**Task instructions**
Reproduce the listing below without changes, except that pictures are left out.

**Input records**
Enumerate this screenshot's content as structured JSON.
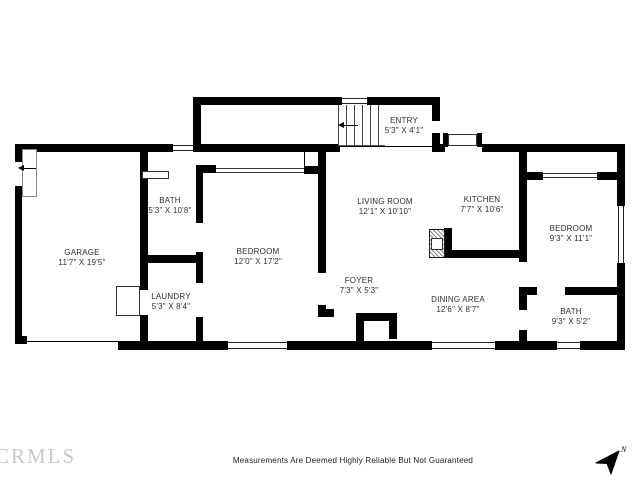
{
  "rooms": {
    "garage": {
      "name": "GARAGE",
      "dims": "11'7\" X 19'5\""
    },
    "bath1": {
      "name": "BATH",
      "dims": "5'3\" X 10'8\""
    },
    "bedroom1": {
      "name": "BEDROOM",
      "dims": "12'0\" X 17'2\""
    },
    "laundry": {
      "name": "LAUNDRY",
      "dims": "5'3\" X 8'4\""
    },
    "living_room": {
      "name": "LIVING ROOM",
      "dims": "12'1\" X 10'10\""
    },
    "entry": {
      "name": "ENTRY",
      "dims": "5'3\" X 4'1\""
    },
    "kitchen": {
      "name": "KITCHEN",
      "dims": "7'7\" X 10'6\""
    },
    "foyer": {
      "name": "FOYER",
      "dims": "7'3\" X 5'3\""
    },
    "dining_area": {
      "name": "DINING AREA",
      "dims": "12'6\" X 8'7\""
    },
    "bedroom2": {
      "name": "BEDROOM",
      "dims": "9'3\" X 11'1\""
    },
    "bath2": {
      "name": "BATH",
      "dims": "9'3\" X 5'2\""
    }
  },
  "footer": {
    "watermark": "CRMLS",
    "disclaimer": "Measurements Are Deemed Highly Reliable But Not Guaranteed",
    "compass_label": "N"
  },
  "colors": {
    "wall": "#000000",
    "text": "#2e2e2e",
    "watermark": "#c9c9c9"
  }
}
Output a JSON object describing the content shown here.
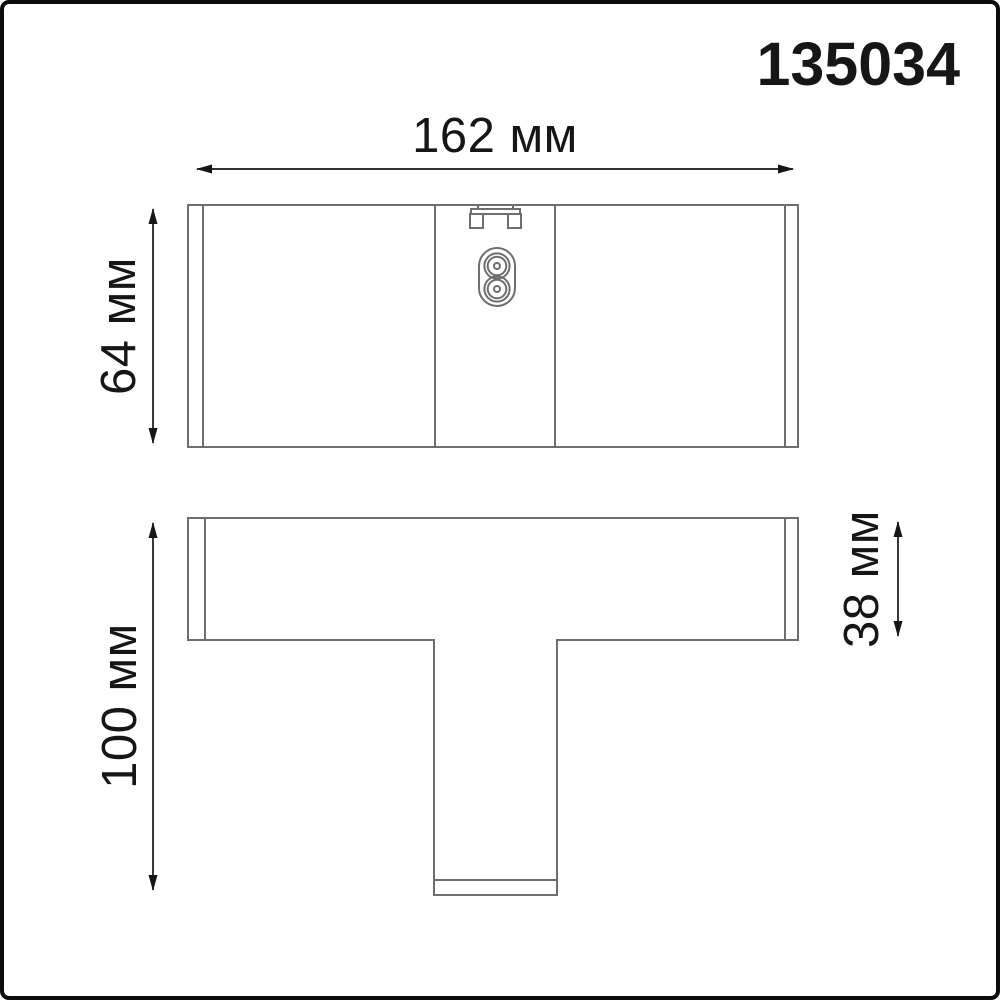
{
  "page": {
    "background": "#ffffff",
    "frame_border_color": "#0c0c0c"
  },
  "colors": {
    "part_outline": "#6e6e6e",
    "dimension_line": "#161616",
    "text": "#161616"
  },
  "title": {
    "text": "135034"
  },
  "dimensions": [
    {
      "id": "overall-width",
      "label": "162 мм",
      "value": 162,
      "unit": "мм",
      "orientation": "horizontal",
      "applies_to": "top-view"
    },
    {
      "id": "overall-height",
      "label": "64 мм",
      "value": 64,
      "unit": "мм",
      "orientation": "vertical",
      "applies_to": "top-view"
    },
    {
      "id": "overall-depth",
      "label": "100 мм",
      "value": 100,
      "unit": "мм",
      "orientation": "vertical",
      "applies_to": "bottom-view"
    },
    {
      "id": "bar-depth",
      "label": "38 мм",
      "value": 38,
      "unit": "мм",
      "orientation": "vertical",
      "applies_to": "bottom-view"
    }
  ],
  "icons": {
    "connector": "figure8-power-connector-icon",
    "clip": "mounting-clip-icon"
  }
}
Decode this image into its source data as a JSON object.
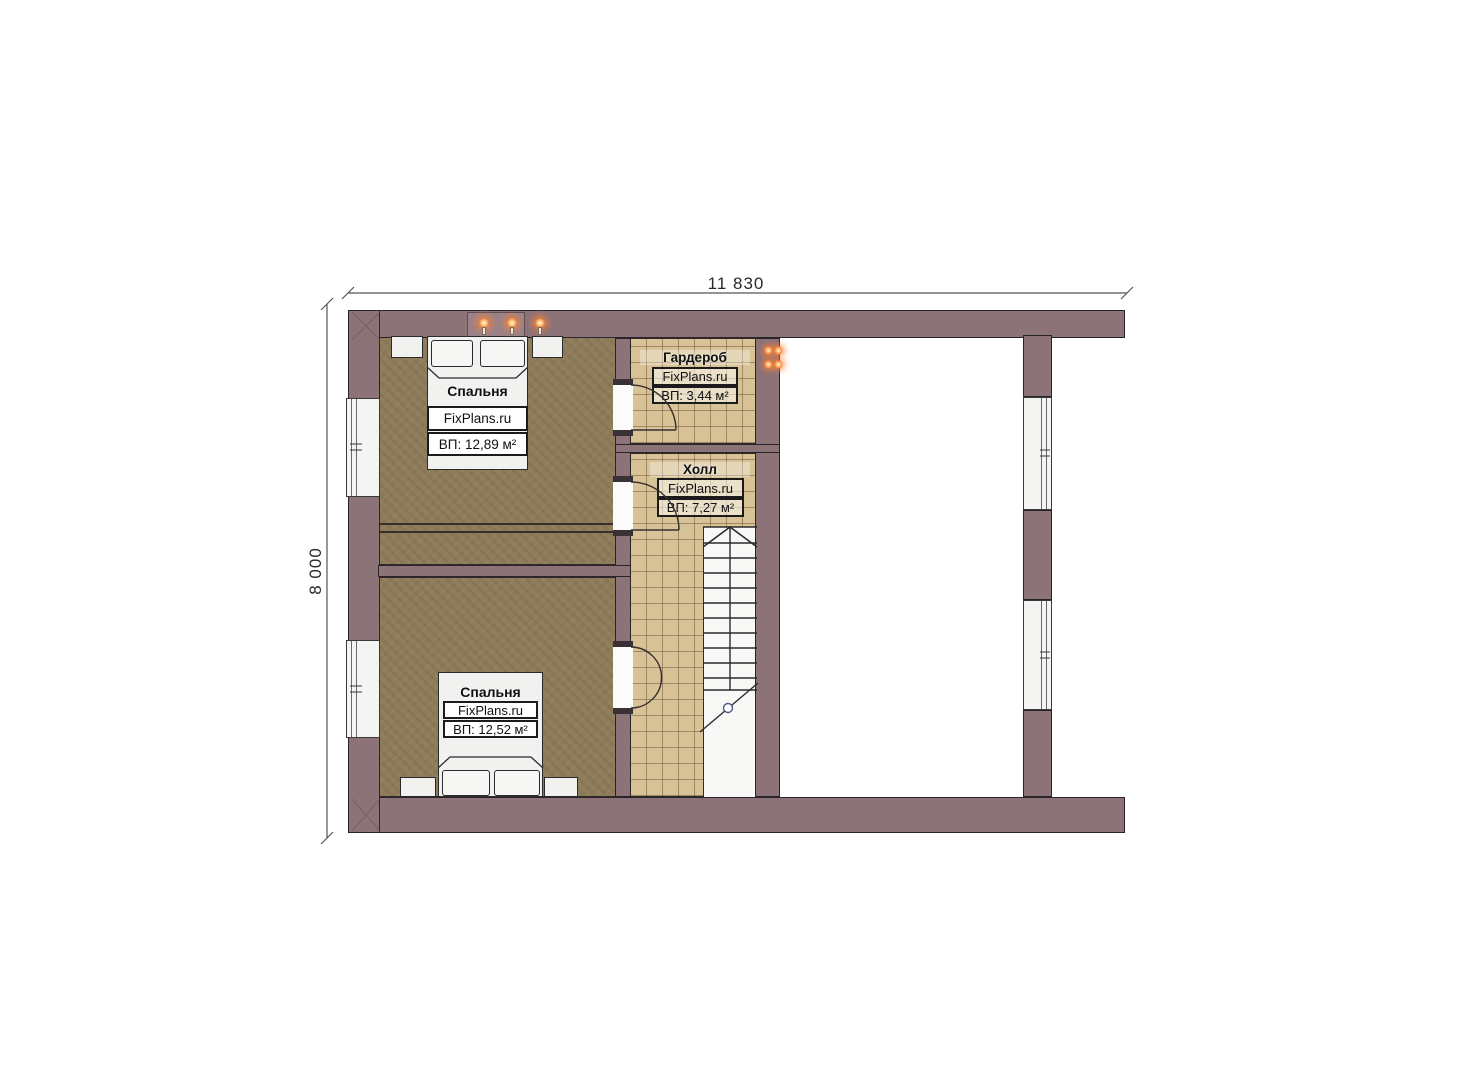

**Solution for this task**
Enumerate this screenshot's content as structured JSON.
{
  "rooms": {
    "garage": {
      "name": "GARAGE",
      "dims": "11'7\" X 19'5\""
    },
    "bath1": {
      "name": "BATH",
      "dims": "5'3\" X 10'8\""
    },
    "bedroom1": {
      "name": "BEDROOM",
      "dims": "12'0\" X 17'2\""
    },
    "laundry": {
      "name": "LAUNDRY",
      "dims": "5'3\" X 8'4\""
    },
    "living_room": {
      "name": "LIVING ROOM",
      "dims": "12'1\" X 10'10\""
    },
    "entry": {
      "name": "ENTRY",
      "dims": "5'3\" X 4'1\""
    },
    "kitchen": {
      "name": "KITCHEN",
      "dims": "7'7\" X 10'6\""
    },
    "foyer": {
      "name": "FOYER",
      "dims": "7'3\" X 5'3\""
    },
    "dining_area": {
      "name": "DINING AREA",
      "dims": "12'6\" X 8'7\""
    },
    "bedroom2": {
      "name": "BEDROOM",
      "dims": "9'3\" X 11'1\""
    },
    "bath2": {
      "name": "BATH",
      "dims": "9'3\" X 5'2\""
    }
  },
  "footer": {
    "watermark": "CRMLS",
    "disclaimer": "Measurements Are Deemed Highly Reliable But Not Guaranteed",
    "compass_label": "N"
  },
  "colors": {
    "wall": "#000000",
    "text": "#2e2e2e",
    "watermark": "#c9c9c9"
  }
}
Output a JSON object describing the content shown here.
{
  "page": {
    "background": "#ffffff",
    "frame_border_color": "#0c0c0c"
  },
  "colors": {
    "part_outline": "#6e6e6e",
    "dimension_line": "#161616",
    "text": "#161616"
  },
  "title": {
    "text": "135034"
  },
  "dimensions": [
    {
      "id": "overall-width",
      "label": "162 мм",
      "value": 162,
      "unit": "мм",
      "orientation": "horizontal",
      "applies_to": "top-view"
    },
    {
      "id": "overall-height",
      "label": "64 мм",
      "value": 64,
      "unit": "мм",
      "orientation": "vertical",
      "applies_to": "top-view"
    },
    {
      "id": "overall-depth",
      "label": "100 мм",
      "value": 100,
      "unit": "мм",
      "orientation": "vertical",
      "applies_to": "bottom-view"
    },
    {
      "id": "bar-depth",
      "label": "38 мм",
      "value": 38,
      "unit": "мм",
      "orientation": "vertical",
      "applies_to": "bottom-view"
    }
  ],
  "icons": {
    "connector": "figure8-power-connector-icon",
    "clip": "mounting-clip-icon"
  }
}
Decode this image into its source data as a JSON object.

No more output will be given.